The problem -
Assemble all lines in which the string "除了最早宋茜那部" appears.

Given records -
** start **

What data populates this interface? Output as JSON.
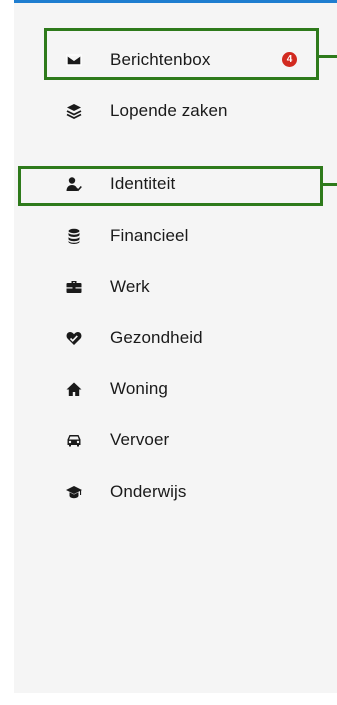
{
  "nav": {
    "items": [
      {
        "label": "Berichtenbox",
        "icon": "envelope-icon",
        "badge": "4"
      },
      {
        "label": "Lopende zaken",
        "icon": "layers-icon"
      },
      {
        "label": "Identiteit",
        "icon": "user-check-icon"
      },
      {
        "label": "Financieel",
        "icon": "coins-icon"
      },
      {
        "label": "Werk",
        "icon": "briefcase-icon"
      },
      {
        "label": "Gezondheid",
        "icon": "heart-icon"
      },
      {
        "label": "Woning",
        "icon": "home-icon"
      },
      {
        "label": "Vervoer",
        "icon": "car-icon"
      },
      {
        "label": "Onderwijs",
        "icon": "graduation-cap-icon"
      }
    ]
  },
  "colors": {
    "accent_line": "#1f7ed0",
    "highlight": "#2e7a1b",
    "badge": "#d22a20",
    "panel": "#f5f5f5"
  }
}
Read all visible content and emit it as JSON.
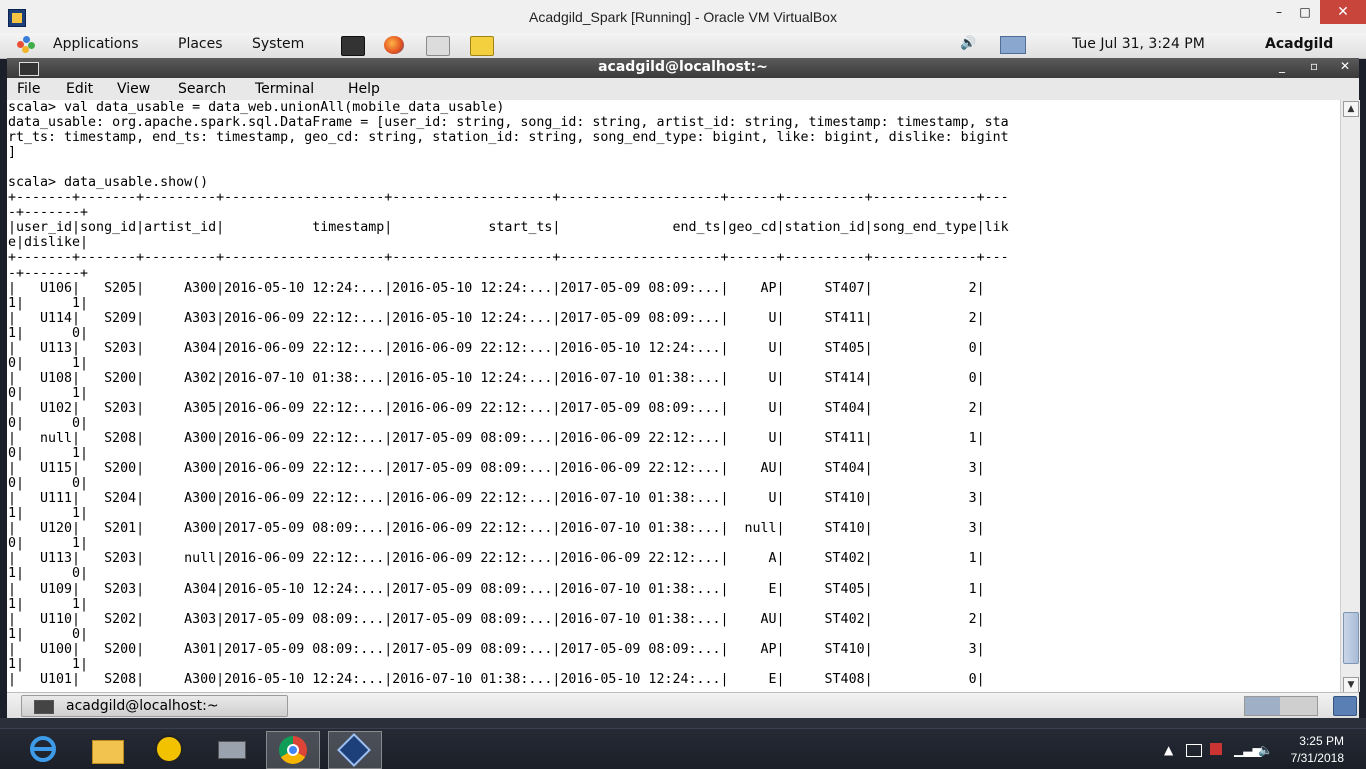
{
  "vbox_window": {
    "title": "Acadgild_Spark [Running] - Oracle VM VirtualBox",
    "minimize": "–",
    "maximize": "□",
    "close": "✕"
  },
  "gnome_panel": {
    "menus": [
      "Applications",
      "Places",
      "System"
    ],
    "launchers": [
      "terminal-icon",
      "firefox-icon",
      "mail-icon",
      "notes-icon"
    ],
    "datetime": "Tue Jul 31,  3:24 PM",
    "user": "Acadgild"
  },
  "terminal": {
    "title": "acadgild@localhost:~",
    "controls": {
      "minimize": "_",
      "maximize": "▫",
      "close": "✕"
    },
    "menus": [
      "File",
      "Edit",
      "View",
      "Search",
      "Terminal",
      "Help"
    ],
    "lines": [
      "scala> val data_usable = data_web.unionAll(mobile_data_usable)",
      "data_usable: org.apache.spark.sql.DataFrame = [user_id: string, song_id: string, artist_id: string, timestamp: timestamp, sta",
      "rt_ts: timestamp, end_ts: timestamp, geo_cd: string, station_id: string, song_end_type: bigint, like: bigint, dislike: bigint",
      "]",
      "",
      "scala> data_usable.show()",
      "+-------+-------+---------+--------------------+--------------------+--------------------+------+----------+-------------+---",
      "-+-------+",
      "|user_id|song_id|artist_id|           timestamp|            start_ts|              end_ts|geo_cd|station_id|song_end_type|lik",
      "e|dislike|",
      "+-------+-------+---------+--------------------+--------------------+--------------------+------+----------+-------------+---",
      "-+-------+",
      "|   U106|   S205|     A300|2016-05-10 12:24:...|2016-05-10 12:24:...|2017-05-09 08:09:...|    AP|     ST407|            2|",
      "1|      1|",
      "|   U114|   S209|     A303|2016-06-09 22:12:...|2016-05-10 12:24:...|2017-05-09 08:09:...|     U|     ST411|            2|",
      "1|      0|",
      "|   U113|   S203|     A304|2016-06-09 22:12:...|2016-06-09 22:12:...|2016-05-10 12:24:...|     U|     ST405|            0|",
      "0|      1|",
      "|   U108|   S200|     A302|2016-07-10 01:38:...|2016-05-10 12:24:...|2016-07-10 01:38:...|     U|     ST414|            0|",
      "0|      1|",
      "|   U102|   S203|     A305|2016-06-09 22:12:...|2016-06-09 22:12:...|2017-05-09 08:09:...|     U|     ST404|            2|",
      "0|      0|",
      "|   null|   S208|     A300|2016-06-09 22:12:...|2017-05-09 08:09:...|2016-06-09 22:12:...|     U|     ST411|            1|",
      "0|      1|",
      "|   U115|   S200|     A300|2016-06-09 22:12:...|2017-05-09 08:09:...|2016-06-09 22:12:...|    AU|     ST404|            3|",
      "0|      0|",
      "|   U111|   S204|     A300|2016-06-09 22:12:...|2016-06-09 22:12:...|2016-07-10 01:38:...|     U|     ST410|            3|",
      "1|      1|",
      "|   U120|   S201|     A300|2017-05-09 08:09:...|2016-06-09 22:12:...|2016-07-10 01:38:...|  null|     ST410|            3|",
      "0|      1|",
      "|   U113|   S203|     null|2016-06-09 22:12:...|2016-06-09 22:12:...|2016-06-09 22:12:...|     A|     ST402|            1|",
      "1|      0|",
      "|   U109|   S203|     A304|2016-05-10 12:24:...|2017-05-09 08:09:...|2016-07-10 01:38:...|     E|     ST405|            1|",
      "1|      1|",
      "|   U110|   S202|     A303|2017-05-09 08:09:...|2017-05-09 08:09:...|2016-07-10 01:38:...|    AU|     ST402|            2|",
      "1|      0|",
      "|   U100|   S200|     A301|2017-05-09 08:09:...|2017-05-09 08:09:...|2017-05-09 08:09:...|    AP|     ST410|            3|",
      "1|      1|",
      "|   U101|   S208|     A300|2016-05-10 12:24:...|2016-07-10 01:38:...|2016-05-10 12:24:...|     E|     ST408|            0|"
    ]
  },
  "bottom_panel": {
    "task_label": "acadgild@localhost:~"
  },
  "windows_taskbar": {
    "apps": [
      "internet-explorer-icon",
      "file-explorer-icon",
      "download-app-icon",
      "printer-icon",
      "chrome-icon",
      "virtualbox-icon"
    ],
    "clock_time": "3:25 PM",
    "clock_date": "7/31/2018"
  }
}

** end **
** start **

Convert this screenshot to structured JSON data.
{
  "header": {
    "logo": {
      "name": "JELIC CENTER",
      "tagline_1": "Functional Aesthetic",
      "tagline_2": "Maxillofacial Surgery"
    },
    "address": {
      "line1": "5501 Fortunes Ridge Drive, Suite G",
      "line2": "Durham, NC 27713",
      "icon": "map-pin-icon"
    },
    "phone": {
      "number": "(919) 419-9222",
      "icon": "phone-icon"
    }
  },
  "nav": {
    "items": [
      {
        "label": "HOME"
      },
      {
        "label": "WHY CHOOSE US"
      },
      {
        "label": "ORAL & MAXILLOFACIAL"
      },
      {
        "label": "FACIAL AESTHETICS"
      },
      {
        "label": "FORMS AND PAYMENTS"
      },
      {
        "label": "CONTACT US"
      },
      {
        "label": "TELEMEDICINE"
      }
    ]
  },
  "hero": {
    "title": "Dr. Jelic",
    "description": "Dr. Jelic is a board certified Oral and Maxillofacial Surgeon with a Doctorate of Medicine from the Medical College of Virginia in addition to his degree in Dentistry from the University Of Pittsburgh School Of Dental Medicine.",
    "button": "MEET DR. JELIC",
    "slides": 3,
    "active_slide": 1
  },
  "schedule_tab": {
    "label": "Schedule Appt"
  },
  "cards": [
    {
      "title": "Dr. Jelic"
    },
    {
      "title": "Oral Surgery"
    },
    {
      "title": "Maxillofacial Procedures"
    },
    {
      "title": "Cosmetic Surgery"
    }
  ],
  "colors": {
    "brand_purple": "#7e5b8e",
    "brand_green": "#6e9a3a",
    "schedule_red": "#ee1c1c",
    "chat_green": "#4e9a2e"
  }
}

** end **
** start **

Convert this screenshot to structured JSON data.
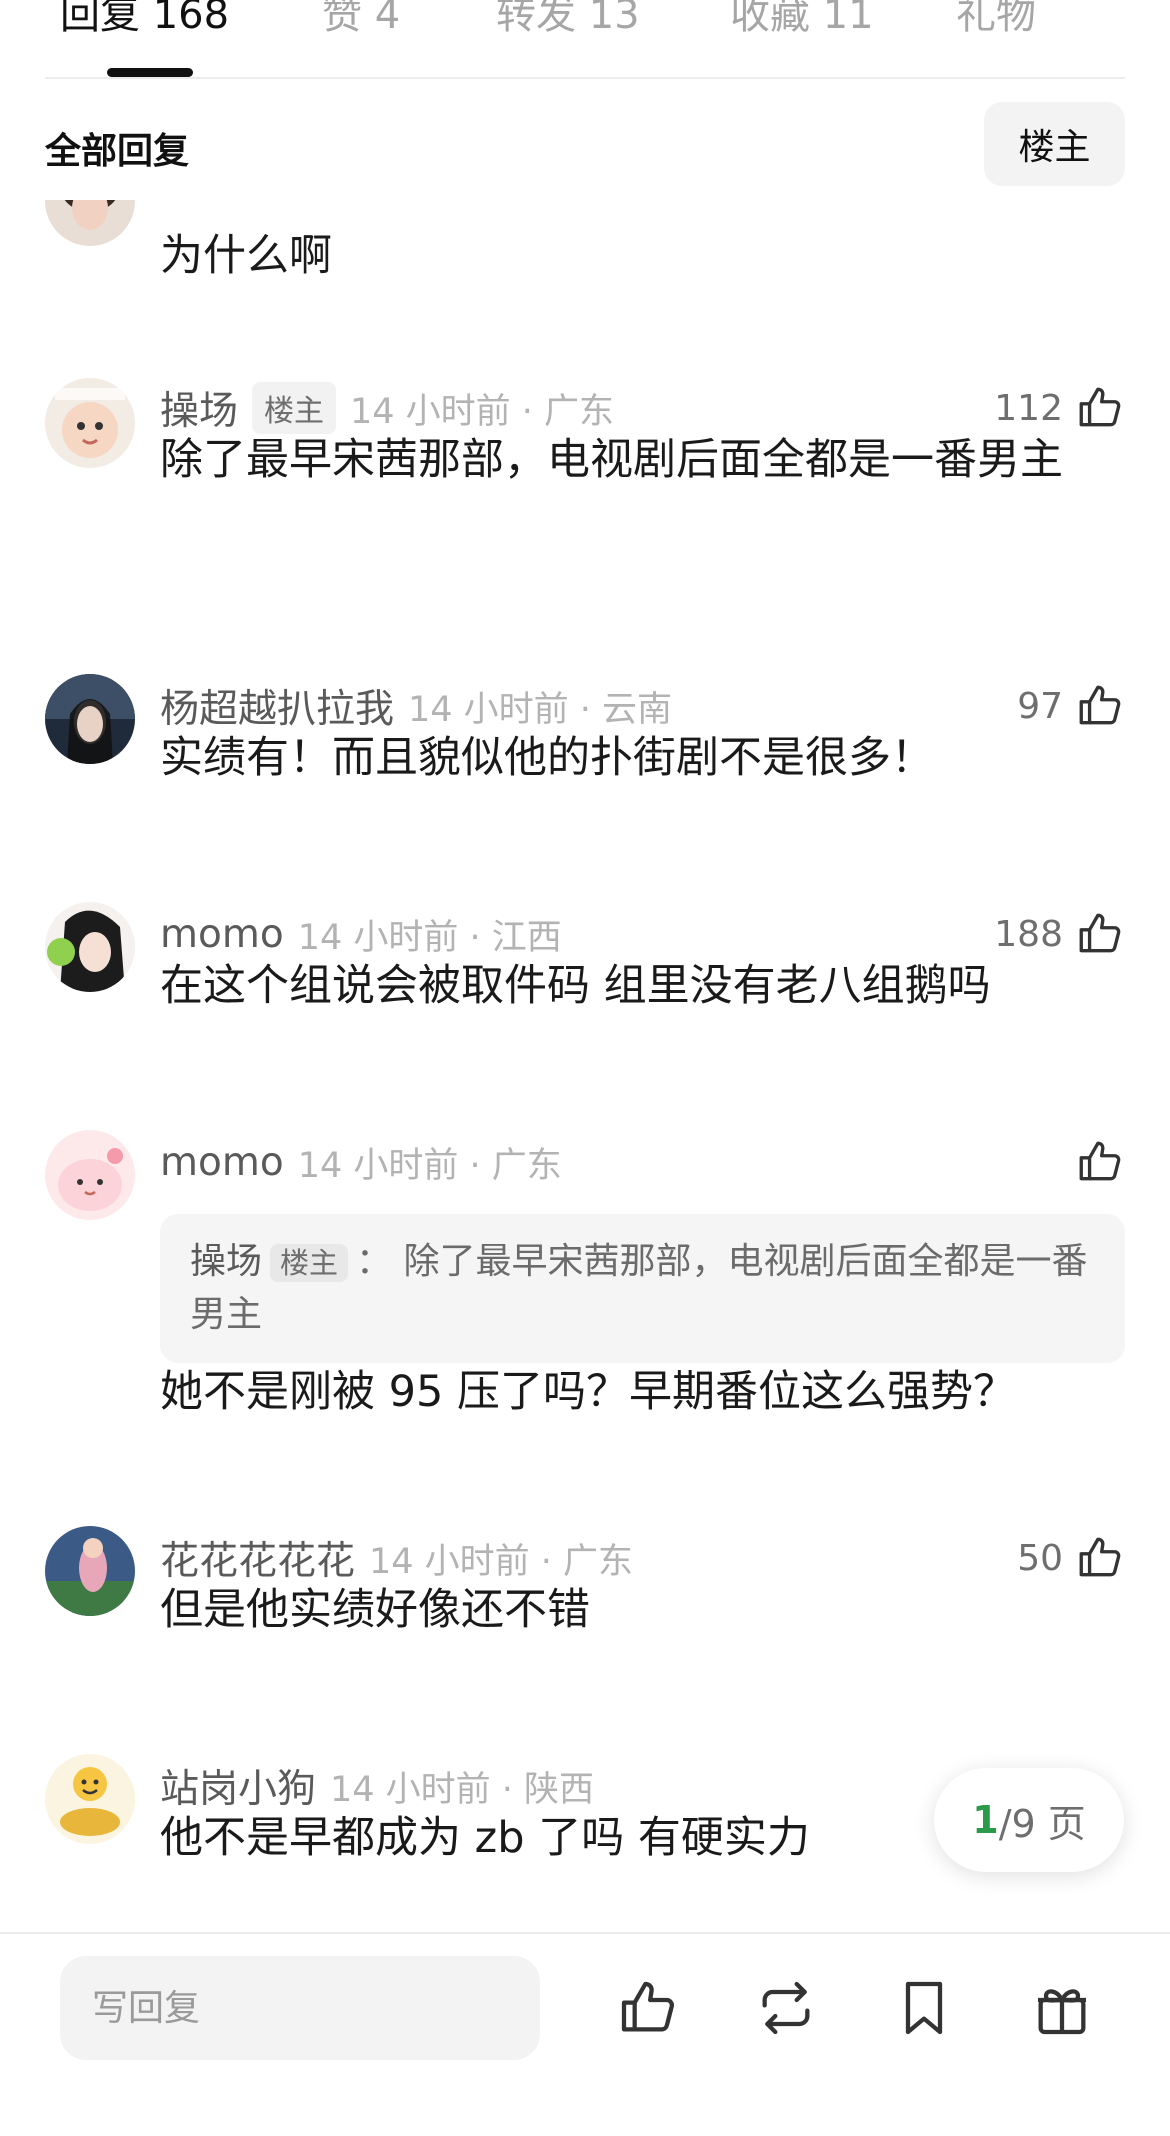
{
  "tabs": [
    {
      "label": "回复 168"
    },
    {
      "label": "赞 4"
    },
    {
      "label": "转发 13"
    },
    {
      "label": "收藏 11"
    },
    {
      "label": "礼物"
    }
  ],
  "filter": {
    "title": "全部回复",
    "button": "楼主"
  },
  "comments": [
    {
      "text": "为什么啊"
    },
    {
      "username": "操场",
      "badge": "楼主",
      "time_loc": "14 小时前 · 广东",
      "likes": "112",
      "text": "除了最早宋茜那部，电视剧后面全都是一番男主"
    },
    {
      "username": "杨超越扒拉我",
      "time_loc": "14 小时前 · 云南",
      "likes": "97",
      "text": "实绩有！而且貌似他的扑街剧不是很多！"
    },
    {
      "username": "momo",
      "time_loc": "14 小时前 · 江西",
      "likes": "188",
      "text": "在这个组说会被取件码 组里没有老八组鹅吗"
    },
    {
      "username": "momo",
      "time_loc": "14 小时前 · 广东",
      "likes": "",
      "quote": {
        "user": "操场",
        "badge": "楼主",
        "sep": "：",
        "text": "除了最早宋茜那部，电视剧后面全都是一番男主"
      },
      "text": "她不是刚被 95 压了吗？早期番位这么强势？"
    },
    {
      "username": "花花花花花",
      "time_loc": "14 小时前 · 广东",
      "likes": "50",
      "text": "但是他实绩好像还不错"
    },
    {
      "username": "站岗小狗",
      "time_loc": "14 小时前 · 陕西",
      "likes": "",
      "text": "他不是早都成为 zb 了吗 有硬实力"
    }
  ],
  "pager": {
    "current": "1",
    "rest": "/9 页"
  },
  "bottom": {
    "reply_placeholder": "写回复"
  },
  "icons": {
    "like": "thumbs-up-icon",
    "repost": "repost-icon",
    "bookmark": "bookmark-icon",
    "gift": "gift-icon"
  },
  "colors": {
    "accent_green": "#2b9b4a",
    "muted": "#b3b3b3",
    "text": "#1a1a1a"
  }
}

** end **

Exercise result -
      "text": "除了最早宋茜那部，电视剧后面全都是一番男主"
        "text": "除了最早宋茜那部，电视剧后面全都是一番男主"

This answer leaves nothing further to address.